* **Written exercise**:
Pull out every line in the data that has the string "xlabel" in it.

* **Figure dataset records**:
§ §

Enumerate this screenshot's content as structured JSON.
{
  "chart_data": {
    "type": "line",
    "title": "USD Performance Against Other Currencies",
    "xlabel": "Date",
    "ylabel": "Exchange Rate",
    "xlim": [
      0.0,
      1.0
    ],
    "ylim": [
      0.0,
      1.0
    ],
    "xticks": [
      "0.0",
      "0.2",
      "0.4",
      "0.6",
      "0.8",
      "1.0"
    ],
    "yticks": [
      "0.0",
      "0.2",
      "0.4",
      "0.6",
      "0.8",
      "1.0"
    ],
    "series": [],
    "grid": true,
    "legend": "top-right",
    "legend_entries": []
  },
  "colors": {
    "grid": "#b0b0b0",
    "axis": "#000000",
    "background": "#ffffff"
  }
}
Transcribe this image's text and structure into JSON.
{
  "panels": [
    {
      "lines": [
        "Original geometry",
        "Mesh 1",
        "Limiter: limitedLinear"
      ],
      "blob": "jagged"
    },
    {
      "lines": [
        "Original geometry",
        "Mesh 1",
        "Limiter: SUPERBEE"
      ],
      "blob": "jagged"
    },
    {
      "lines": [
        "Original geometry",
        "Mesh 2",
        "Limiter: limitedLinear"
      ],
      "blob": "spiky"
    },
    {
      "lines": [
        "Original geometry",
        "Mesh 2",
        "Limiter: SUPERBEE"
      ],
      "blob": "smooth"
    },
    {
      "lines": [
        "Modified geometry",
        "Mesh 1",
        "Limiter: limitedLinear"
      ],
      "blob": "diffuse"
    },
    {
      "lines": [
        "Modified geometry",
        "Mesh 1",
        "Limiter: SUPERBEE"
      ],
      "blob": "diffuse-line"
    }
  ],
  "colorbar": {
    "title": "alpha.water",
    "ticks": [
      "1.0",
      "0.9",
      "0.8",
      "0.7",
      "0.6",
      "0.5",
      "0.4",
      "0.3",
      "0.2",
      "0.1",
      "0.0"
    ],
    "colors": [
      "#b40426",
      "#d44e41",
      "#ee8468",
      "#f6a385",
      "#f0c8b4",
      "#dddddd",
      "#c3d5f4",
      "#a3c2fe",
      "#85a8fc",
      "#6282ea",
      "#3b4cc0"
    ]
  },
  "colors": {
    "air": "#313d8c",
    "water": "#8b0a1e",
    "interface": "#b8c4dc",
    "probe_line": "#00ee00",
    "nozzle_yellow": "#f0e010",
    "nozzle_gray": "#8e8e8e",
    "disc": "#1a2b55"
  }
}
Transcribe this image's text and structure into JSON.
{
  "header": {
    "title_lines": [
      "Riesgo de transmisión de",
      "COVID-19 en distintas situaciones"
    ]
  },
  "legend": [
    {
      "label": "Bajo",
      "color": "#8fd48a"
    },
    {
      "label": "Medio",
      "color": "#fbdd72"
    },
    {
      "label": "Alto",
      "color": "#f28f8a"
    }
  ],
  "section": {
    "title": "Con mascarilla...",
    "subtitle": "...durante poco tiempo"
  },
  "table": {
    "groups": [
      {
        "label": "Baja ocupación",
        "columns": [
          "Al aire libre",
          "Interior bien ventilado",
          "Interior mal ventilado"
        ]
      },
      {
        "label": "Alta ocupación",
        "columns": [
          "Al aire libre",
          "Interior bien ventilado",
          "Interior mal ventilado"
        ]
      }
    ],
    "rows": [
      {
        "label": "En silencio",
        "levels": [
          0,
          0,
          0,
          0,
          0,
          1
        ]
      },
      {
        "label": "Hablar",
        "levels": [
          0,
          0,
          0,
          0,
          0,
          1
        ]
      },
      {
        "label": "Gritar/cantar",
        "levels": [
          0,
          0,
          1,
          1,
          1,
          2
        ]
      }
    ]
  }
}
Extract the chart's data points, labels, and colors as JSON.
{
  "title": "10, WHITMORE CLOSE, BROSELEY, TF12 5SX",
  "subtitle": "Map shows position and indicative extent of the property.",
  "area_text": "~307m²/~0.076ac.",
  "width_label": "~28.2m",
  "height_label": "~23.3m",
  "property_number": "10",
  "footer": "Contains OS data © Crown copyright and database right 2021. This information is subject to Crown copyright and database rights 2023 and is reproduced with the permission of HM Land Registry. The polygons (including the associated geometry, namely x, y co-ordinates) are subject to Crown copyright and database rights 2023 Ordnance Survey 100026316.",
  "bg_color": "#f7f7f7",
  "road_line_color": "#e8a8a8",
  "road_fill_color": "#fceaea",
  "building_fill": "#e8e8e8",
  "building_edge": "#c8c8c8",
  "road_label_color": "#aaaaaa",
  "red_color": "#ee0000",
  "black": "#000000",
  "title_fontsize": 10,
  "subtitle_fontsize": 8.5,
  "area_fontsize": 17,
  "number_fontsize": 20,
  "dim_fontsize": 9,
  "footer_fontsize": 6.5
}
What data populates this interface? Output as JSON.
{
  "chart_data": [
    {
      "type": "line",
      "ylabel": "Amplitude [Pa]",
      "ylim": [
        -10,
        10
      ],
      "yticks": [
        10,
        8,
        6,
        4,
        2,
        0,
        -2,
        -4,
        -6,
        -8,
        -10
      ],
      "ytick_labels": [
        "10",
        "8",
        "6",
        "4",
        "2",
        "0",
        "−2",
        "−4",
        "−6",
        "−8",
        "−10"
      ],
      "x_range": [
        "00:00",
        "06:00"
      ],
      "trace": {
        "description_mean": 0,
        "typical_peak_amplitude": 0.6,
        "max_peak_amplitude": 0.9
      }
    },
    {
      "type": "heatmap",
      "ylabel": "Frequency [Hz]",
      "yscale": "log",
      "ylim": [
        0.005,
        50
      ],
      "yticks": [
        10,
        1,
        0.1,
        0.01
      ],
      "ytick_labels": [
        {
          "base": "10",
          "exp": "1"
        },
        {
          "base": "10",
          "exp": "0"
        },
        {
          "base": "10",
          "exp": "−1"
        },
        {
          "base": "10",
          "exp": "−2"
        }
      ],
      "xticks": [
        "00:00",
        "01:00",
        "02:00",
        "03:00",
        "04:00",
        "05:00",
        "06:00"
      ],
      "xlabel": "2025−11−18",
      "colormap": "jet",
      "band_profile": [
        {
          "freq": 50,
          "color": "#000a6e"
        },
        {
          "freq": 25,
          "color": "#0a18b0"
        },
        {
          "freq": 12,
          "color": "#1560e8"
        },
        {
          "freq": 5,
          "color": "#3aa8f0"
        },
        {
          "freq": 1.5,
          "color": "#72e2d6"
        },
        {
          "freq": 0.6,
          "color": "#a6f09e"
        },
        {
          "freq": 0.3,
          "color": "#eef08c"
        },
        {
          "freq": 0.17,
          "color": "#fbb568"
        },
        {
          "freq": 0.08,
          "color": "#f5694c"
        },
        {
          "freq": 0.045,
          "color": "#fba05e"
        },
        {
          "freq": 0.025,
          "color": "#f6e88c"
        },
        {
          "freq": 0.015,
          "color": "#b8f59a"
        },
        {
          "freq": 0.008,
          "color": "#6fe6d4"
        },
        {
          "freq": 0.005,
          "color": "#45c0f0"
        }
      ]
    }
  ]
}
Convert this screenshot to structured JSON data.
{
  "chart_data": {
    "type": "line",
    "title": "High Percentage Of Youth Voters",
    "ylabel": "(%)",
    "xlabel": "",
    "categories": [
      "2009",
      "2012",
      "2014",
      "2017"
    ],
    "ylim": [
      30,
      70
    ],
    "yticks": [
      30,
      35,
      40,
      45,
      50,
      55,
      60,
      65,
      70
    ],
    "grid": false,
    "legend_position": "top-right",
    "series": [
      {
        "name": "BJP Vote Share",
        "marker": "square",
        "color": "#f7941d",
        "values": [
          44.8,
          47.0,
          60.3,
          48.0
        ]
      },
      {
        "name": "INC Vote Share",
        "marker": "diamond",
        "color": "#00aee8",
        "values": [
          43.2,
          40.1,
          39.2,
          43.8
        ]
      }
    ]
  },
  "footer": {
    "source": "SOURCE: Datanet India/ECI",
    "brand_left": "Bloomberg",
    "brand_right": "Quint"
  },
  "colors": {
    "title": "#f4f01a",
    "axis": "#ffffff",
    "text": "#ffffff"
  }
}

§ §

* **Answer to the task**:
    "xlabel": "Date",
      "xlabel": "2025−11−18",
    "xlabel": "",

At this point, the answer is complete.